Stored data
--------------------

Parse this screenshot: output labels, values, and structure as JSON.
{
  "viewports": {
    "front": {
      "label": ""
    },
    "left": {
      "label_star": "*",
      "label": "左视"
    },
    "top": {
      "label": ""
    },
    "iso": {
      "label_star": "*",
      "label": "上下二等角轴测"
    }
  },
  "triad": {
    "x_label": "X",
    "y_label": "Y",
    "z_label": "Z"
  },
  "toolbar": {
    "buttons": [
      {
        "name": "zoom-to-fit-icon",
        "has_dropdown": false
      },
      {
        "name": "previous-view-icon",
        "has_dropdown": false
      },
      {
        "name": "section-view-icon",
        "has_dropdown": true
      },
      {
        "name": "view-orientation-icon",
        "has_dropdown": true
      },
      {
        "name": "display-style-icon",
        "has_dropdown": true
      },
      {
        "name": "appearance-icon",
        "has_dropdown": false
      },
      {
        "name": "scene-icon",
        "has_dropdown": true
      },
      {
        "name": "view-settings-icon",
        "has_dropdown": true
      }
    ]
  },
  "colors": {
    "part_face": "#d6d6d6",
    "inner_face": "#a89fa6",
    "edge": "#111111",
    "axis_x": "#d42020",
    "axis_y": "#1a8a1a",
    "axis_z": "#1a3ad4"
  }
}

--------------------

Problem to solve: Extract all of the material exactly as it is written.

Answer to this task:
Parse this screenshot: output labels, values, and structure as JSON.
{
  "viewports": {
    "front": {
      "label": ""
    },
    "left": {
      "label_star": "*",
      "label": "左视"
    },
    "top": {
      "label": ""
    },
    "iso": {
      "label_star": "*",
      "label": "上下二等角轴测"
    }
  },
  "triad": {
    "x_label": "X",
    "y_label": "Y",
    "z_label": "Z"
  },
  "toolbar": {
    "buttons": [
      {
        "name": "zoom-to-fit-icon",
        "has_dropdown": false
      },
      {
        "name": "previous-view-icon",
        "has_dropdown": false
      },
      {
        "name": "section-view-icon",
        "has_dropdown": true
      },
      {
        "name": "view-orientation-icon",
        "has_dropdown": true
      },
      {
        "name": "display-style-icon",
        "has_dropdown": true
      },
      {
        "name": "appearance-icon",
        "has_dropdown": false
      },
      {
        "name": "scene-icon",
        "has_dropdown": true
      },
      {
        "name": "view-settings-icon",
        "has_dropdown": true
      }
    ]
  },
  "colors": {
    "part_face": "#d6d6d6",
    "inner_face": "#a89fa6",
    "edge": "#111111",
    "axis_x": "#d42020",
    "axis_y": "#1a8a1a",
    "axis_z": "#1a3ad4"
  }
}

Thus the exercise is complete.